Update the data below by changing every occurrence of "data-label" to "value-label", and reproduce all other text unchanged.

━━━━

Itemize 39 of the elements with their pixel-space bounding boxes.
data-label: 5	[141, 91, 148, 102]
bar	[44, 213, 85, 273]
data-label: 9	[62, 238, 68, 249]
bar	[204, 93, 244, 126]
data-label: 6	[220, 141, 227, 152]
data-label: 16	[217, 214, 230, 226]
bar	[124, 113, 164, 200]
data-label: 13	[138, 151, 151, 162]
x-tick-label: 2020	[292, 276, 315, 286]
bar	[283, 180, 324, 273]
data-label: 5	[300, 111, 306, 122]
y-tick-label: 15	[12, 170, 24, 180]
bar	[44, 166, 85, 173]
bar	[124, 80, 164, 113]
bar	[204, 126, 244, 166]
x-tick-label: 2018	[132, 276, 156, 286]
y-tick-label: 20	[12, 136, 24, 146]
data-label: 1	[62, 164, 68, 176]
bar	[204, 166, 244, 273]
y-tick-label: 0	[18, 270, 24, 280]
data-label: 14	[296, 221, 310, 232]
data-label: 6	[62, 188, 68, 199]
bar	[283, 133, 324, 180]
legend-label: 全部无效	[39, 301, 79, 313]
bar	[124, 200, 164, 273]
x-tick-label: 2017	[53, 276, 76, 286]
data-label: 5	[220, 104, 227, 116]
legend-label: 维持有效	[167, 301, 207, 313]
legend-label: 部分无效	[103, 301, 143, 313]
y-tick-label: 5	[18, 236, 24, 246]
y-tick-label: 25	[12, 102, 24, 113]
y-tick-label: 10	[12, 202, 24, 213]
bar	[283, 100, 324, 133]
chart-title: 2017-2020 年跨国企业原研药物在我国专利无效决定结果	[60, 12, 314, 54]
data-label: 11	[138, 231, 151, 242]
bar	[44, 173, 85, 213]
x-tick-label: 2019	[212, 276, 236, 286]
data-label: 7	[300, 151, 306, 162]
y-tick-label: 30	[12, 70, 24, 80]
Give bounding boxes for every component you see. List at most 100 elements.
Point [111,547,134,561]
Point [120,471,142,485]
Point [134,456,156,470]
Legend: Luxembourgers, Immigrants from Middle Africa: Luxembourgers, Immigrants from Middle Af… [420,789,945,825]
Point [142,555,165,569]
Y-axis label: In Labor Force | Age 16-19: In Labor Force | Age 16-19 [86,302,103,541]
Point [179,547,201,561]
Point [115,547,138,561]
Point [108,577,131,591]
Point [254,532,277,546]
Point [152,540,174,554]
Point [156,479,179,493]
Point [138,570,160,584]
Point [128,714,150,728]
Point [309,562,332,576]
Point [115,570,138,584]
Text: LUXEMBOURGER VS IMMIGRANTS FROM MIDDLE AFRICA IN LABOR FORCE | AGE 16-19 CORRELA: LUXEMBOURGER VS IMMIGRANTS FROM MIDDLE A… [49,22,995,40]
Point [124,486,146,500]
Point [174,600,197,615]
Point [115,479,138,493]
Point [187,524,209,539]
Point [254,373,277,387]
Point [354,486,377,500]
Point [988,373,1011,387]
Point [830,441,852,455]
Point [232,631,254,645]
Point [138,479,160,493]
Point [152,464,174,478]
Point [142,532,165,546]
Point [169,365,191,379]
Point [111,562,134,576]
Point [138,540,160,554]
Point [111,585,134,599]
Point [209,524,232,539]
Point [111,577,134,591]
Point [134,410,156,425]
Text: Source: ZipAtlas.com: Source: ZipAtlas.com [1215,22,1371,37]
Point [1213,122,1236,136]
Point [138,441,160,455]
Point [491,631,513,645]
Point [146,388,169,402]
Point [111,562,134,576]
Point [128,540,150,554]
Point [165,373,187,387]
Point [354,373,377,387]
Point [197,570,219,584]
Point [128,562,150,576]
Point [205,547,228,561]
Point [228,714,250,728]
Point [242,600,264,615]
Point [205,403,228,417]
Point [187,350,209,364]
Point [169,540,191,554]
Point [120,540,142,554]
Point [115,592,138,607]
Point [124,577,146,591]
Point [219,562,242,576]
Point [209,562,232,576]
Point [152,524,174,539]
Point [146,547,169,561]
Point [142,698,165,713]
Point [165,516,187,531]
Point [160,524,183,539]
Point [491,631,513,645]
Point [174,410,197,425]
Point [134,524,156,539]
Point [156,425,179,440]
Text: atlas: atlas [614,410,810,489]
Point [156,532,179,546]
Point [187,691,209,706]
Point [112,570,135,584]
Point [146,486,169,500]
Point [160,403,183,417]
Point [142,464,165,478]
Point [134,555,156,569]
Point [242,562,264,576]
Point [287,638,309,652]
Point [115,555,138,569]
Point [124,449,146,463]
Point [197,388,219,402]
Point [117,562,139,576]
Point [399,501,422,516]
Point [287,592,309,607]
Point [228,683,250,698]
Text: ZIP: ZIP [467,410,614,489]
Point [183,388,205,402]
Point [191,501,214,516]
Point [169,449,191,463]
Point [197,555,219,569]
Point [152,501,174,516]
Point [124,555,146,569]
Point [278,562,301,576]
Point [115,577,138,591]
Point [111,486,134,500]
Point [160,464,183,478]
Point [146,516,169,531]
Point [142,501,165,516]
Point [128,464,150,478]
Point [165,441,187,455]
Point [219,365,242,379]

━━━━

RESULT BELOW:
Itemize 39 of the elements with their pixel-space bounding boxes.
value-label: 5	[141, 91, 148, 102]
bar	[44, 213, 85, 273]
value-label: 9	[62, 238, 68, 249]
bar	[204, 93, 244, 126]
value-label: 6	[220, 141, 227, 152]
value-label: 16	[217, 214, 230, 226]
bar	[124, 113, 164, 200]
value-label: 13	[138, 151, 151, 162]
x-tick-label: 2020	[292, 276, 315, 286]
bar	[283, 180, 324, 273]
value-label: 5	[300, 111, 306, 122]
y-tick-label: 15	[12, 170, 24, 180]
bar	[44, 166, 85, 173]
bar	[124, 80, 164, 113]
bar	[204, 126, 244, 166]
x-tick-label: 2018	[132, 276, 156, 286]
y-tick-label: 20	[12, 136, 24, 146]
value-label: 1	[62, 164, 68, 176]
bar	[204, 166, 244, 273]
y-tick-label: 0	[18, 270, 24, 280]
value-label: 14	[296, 221, 310, 232]
value-label: 6	[62, 188, 68, 199]
bar	[283, 133, 324, 180]
legend-label: 全部无效	[39, 301, 79, 313]
bar	[124, 200, 164, 273]
x-tick-label: 2017	[53, 276, 76, 286]
value-label: 5	[220, 104, 227, 116]
legend-label: 维持有效	[167, 301, 207, 313]
legend-label: 部分无效	[103, 301, 143, 313]
y-tick-label: 5	[18, 236, 24, 246]
y-tick-label: 25	[12, 102, 24, 113]
y-tick-label: 10	[12, 202, 24, 213]
bar	[283, 100, 324, 133]
chart-title: 2017-2020 年跨国企业原研药物在我国专利无效决定结果	[60, 12, 314, 54]
value-label: 11	[138, 231, 151, 242]
bar	[44, 173, 85, 213]
x-tick-label: 2019	[212, 276, 236, 286]
value-label: 7	[300, 151, 306, 162]
y-tick-label: 30	[12, 70, 24, 80]
Give bounding boxes for every component you see. List at most 100 elements.
Point [111,547,134,561]
Point [120,471,142,485]
Point [134,456,156,470]
Legend: Luxembourgers, Immigrants from Middle Africa: Luxembourgers, Immigrants from Middle Af… [420,789,945,825]
Point [142,555,165,569]
Y-axis label: In Labor Force | Age 16-19: In Labor Force | Age 16-19 [86,302,103,541]
Point [179,547,201,561]
Point [115,547,138,561]
Point [108,577,131,591]
Point [254,532,277,546]
Point [152,540,174,554]
Point [156,479,179,493]
Point [138,570,160,584]
Point [128,714,150,728]
Point [309,562,332,576]
Point [115,570,138,584]
Text: LUXEMBOURGER VS IMMIGRANTS FROM MIDDLE AFRICA IN LABOR FORCE | AGE 16-19 CORRELA: LUXEMBOURGER VS IMMIGRANTS FROM MIDDLE A… [49,22,995,40]
Point [124,486,146,500]
Point [174,600,197,615]
Point [115,479,138,493]
Point [187,524,209,539]
Point [254,373,277,387]
Point [354,486,377,500]
Point [988,373,1011,387]
Point [830,441,852,455]
Point [232,631,254,645]
Point [138,479,160,493]
Point [152,464,174,478]
Point [142,532,165,546]
Point [169,365,191,379]
Point [111,562,134,576]
Point [138,540,160,554]
Point [111,585,134,599]
Point [209,524,232,539]
Point [111,577,134,591]
Point [134,410,156,425]
Text: Source: ZipAtlas.com: Source: ZipAtlas.com [1215,22,1371,37]
Point [1213,122,1236,136]
Point [138,441,160,455]
Point [491,631,513,645]
Point [146,388,169,402]
Point [111,562,134,576]
Point [128,540,150,554]
Point [165,373,187,387]
Point [354,373,377,387]
Point [197,570,219,584]
Point [128,562,150,576]
Point [205,547,228,561]
Point [228,714,250,728]
Point [242,600,264,615]
Point [205,403,228,417]
Point [187,350,209,364]
Point [169,540,191,554]
Point [120,540,142,554]
Point [115,592,138,607]
Point [124,577,146,591]
Point [219,562,242,576]
Point [209,562,232,576]
Point [152,524,174,539]
Point [146,547,169,561]
Point [142,698,165,713]
Point [165,516,187,531]
Point [160,524,183,539]
Point [491,631,513,645]
Point [174,410,197,425]
Point [134,524,156,539]
Point [156,425,179,440]
Text: atlas: atlas [614,410,810,489]
Point [156,532,179,546]
Point [187,691,209,706]
Point [112,570,135,584]
Point [146,486,169,500]
Point [160,403,183,417]
Point [142,464,165,478]
Point [134,555,156,569]
Point [242,562,264,576]
Point [287,638,309,652]
Point [115,555,138,569]
Point [124,449,146,463]
Point [197,388,219,402]
Point [117,562,139,576]
Point [399,501,422,516]
Point [287,592,309,607]
Point [228,683,250,698]
Text: ZIP: ZIP [467,410,614,489]
Point [183,388,205,402]
Point [191,501,214,516]
Point [169,449,191,463]
Point [197,555,219,569]
Point [152,501,174,516]
Point [124,555,146,569]
Point [278,562,301,576]
Point [115,577,138,591]
Point [111,486,134,500]
Point [160,464,183,478]
Point [146,516,169,531]
Point [142,501,165,516]
Point [128,464,150,478]
Point [165,441,187,455]
Point [219,365,242,379]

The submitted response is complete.